GIVEN PROBLEM: Set down all of the entries word for word, omitting the images they contain.

--- begin DATA FOR THE TASK ---

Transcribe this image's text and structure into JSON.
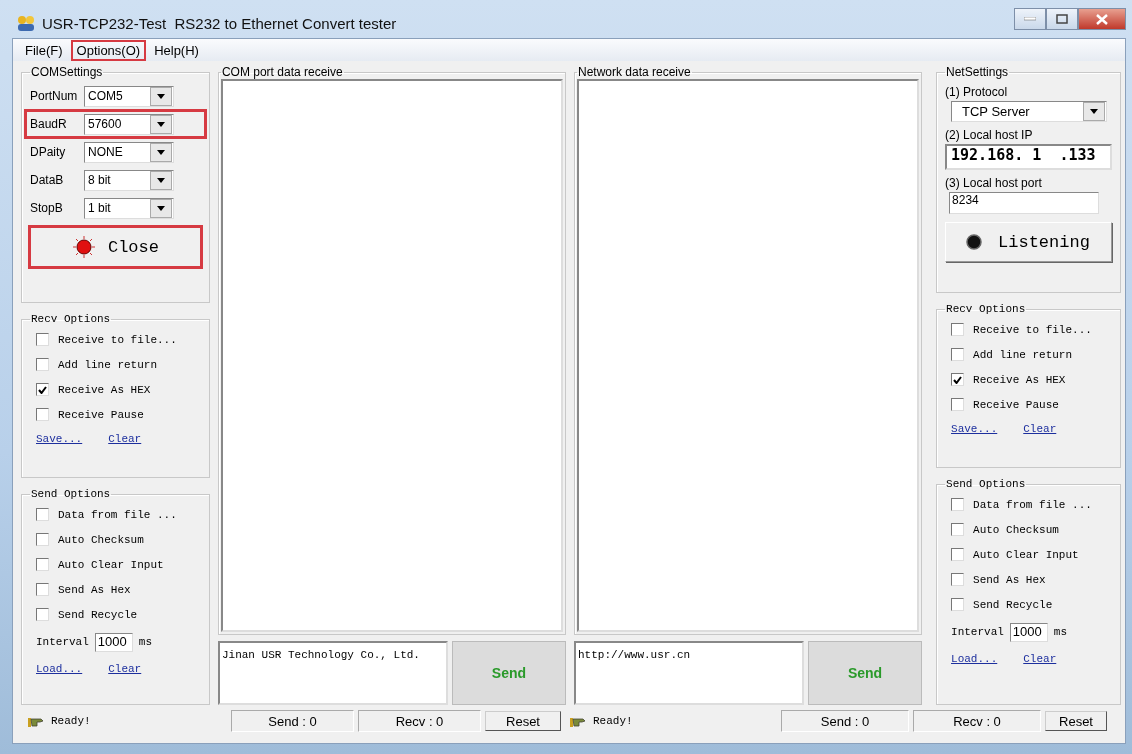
{
  "window": {
    "title": "USR-TCP232-Test  RS232 to Ethernet Convert tester"
  },
  "menu": [
    {
      "label": "File(F)",
      "highlighted": false
    },
    {
      "label": "Options(O)",
      "highlighted": true
    },
    {
      "label": "Help(H)",
      "highlighted": false
    }
  ],
  "com_settings": {
    "title": "COMSettings",
    "fields": [
      {
        "label": "PortNum",
        "value": "COM5",
        "highlighted": false
      },
      {
        "label": "BaudR",
        "value": "57600",
        "highlighted": true
      },
      {
        "label": "DPaity",
        "value": "NONE",
        "highlighted": false
      },
      {
        "label": "DataB",
        "value": "8 bit",
        "highlighted": false
      },
      {
        "label": "StopB",
        "value": "1 bit",
        "highlighted": false
      }
    ],
    "button": {
      "label": "Close",
      "lamp_on": true,
      "highlighted": true
    }
  },
  "com_receive": {
    "title": "COM port data receive"
  },
  "com_send": {
    "text": "Jinan USR Technology Co., Ltd.",
    "button": "Send"
  },
  "net_receive": {
    "title": "Network data receive"
  },
  "net_send": {
    "text": "http://www.usr.cn",
    "button": "Send"
  },
  "net_settings": {
    "title": "NetSettings",
    "protocol_label": "(1) Protocol",
    "protocol": "TCP Server",
    "ip_label": "(2) Local host IP",
    "ip": "192.168. 1  .133",
    "port_label": "(3) Local host port",
    "port": "8234",
    "button": {
      "label": "Listening",
      "lamp_on": false,
      "highlighted": false
    }
  },
  "com_recv_options": {
    "title": "Recv Options",
    "options": [
      {
        "label": "Receive to file...",
        "checked": false
      },
      {
        "label": "Add line return",
        "checked": false
      },
      {
        "label": "Receive As HEX",
        "checked": true
      },
      {
        "label": "Receive Pause",
        "checked": false
      }
    ],
    "links": [
      "Save...",
      "Clear"
    ]
  },
  "com_send_options": {
    "title": "Send Options",
    "options": [
      {
        "label": "Data from file ...",
        "checked": false
      },
      {
        "label": "Auto Checksum",
        "checked": false
      },
      {
        "label": "Auto Clear Input",
        "checked": false
      },
      {
        "label": "Send As Hex",
        "checked": false
      },
      {
        "label": "Send Recycle",
        "checked": false
      }
    ],
    "interval_label": "Interval",
    "interval": "1000",
    "interval_unit": "ms",
    "links": [
      "Load...",
      "Clear"
    ]
  },
  "net_recv_options": {
    "title": "Recv Options",
    "options": [
      {
        "label": "Receive to file...",
        "checked": false
      },
      {
        "label": "Add line return",
        "checked": false
      },
      {
        "label": "Receive As HEX",
        "checked": true
      },
      {
        "label": "Receive Pause",
        "checked": false
      }
    ],
    "links": [
      "Save...",
      "Clear"
    ]
  },
  "net_send_options": {
    "title": "Send Options",
    "options": [
      {
        "label": "Data from file ...",
        "checked": false
      },
      {
        "label": "Auto Checksum",
        "checked": false
      },
      {
        "label": "Auto Clear Input",
        "checked": false
      },
      {
        "label": "Send As Hex",
        "checked": false
      },
      {
        "label": "Send Recycle",
        "checked": false
      }
    ],
    "interval_label": "Interval",
    "interval": "1000",
    "interval_unit": "ms",
    "links": [
      "Load...",
      "Clear"
    ]
  },
  "com_status": {
    "message": "Ready!",
    "send": "Send : 0",
    "recv": "Recv : 0",
    "reset": "Reset"
  },
  "net_status": {
    "message": "Ready!",
    "send": "Send : 0",
    "recv": "Recv : 0",
    "reset": "Reset"
  }
}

--- end DATA FOR THE TASK ---

TASK RESULT:
Transcribe this image's text and structure into JSON.
{
  "window": {
    "title": "USR-TCP232-Test  RS232 to Ethernet Convert tester"
  },
  "menu": [
    {
      "label": "File(F)",
      "highlighted": false
    },
    {
      "label": "Options(O)",
      "highlighted": true
    },
    {
      "label": "Help(H)",
      "highlighted": false
    }
  ],
  "com_settings": {
    "title": "COMSettings",
    "fields": [
      {
        "label": "PortNum",
        "value": "COM5",
        "highlighted": false
      },
      {
        "label": "BaudR",
        "value": "57600",
        "highlighted": true
      },
      {
        "label": "DPaity",
        "value": "NONE",
        "highlighted": false
      },
      {
        "label": "DataB",
        "value": "8 bit",
        "highlighted": false
      },
      {
        "label": "StopB",
        "value": "1 bit",
        "highlighted": false
      }
    ],
    "button": {
      "label": "Close",
      "lamp_on": true,
      "highlighted": true
    }
  },
  "com_receive": {
    "title": "COM port data receive"
  },
  "com_send": {
    "text": "Jinan USR Technology Co., Ltd.",
    "button": "Send"
  },
  "net_receive": {
    "title": "Network data receive"
  },
  "net_send": {
    "text": "http://www.usr.cn",
    "button": "Send"
  },
  "net_settings": {
    "title": "NetSettings",
    "protocol_label": "(1) Protocol",
    "protocol": "TCP Server",
    "ip_label": "(2) Local host IP",
    "ip": "192.168. 1  .133",
    "port_label": "(3) Local host port",
    "port": "8234",
    "button": {
      "label": "Listening",
      "lamp_on": false,
      "highlighted": false
    }
  },
  "com_recv_options": {
    "title": "Recv Options",
    "options": [
      {
        "label": "Receive to file...",
        "checked": false
      },
      {
        "label": "Add line return",
        "checked": false
      },
      {
        "label": "Receive As HEX",
        "checked": true
      },
      {
        "label": "Receive Pause",
        "checked": false
      }
    ],
    "links": [
      "Save...",
      "Clear"
    ]
  },
  "com_send_options": {
    "title": "Send Options",
    "options": [
      {
        "label": "Data from file ...",
        "checked": false
      },
      {
        "label": "Auto Checksum",
        "checked": false
      },
      {
        "label": "Auto Clear Input",
        "checked": false
      },
      {
        "label": "Send As Hex",
        "checked": false
      },
      {
        "label": "Send Recycle",
        "checked": false
      }
    ],
    "interval_label": "Interval",
    "interval": "1000",
    "interval_unit": "ms",
    "links": [
      "Load...",
      "Clear"
    ]
  },
  "net_recv_options": {
    "title": "Recv Options",
    "options": [
      {
        "label": "Receive to file...",
        "checked": false
      },
      {
        "label": "Add line return",
        "checked": false
      },
      {
        "label": "Receive As HEX",
        "checked": true
      },
      {
        "label": "Receive Pause",
        "checked": false
      }
    ],
    "links": [
      "Save...",
      "Clear"
    ]
  },
  "net_send_options": {
    "title": "Send Options",
    "options": [
      {
        "label": "Data from file ...",
        "checked": false
      },
      {
        "label": "Auto Checksum",
        "checked": false
      },
      {
        "label": "Auto Clear Input",
        "checked": false
      },
      {
        "label": "Send As Hex",
        "checked": false
      },
      {
        "label": "Send Recycle",
        "checked": false
      }
    ],
    "interval_label": "Interval",
    "interval": "1000",
    "interval_unit": "ms",
    "links": [
      "Load...",
      "Clear"
    ]
  },
  "com_status": {
    "message": "Ready!",
    "send": "Send : 0",
    "recv": "Recv : 0",
    "reset": "Reset"
  },
  "net_status": {
    "message": "Ready!",
    "send": "Send : 0",
    "recv": "Recv : 0",
    "reset": "Reset"
  }
}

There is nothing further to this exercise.